_WHAT TO PRODUCE_
Using the material that follows, identify and copy each line with the string "notifications".

--- begin RECORDS TO PROCESS ---

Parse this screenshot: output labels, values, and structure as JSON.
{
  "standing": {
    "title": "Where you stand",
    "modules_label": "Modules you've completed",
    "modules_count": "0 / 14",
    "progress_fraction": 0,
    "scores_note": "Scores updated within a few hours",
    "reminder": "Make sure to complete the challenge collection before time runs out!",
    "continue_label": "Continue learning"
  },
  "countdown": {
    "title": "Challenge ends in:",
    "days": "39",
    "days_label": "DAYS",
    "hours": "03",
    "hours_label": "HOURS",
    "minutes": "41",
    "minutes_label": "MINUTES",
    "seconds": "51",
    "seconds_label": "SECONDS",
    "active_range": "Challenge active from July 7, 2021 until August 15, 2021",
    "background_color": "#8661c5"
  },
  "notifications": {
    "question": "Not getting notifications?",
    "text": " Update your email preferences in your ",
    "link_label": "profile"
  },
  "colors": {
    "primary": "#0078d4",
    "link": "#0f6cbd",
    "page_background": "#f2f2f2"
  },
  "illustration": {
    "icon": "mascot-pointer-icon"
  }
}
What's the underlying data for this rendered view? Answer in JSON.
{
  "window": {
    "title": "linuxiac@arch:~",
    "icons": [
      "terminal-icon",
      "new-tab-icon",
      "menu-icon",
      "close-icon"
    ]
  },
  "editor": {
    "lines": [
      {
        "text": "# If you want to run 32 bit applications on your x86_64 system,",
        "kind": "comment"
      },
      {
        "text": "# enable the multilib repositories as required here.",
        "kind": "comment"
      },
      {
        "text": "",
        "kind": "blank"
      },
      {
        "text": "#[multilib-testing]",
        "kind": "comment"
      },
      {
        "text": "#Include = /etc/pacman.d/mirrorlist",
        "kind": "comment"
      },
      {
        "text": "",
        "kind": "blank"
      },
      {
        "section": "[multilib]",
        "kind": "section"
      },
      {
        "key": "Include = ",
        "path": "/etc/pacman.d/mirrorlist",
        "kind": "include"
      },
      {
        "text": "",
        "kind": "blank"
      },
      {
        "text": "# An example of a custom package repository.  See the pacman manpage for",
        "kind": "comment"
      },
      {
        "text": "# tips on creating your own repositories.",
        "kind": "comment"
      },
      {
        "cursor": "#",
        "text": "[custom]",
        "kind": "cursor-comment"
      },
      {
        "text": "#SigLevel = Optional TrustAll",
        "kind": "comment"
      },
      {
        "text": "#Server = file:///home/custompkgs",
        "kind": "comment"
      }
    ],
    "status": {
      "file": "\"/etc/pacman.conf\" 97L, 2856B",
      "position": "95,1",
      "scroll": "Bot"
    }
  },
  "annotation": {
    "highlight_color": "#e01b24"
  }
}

--- end RECORDS TO PROCESS ---

_ANSWER BELOW_
  "notifications": {
    "question": "Not getting notifications?",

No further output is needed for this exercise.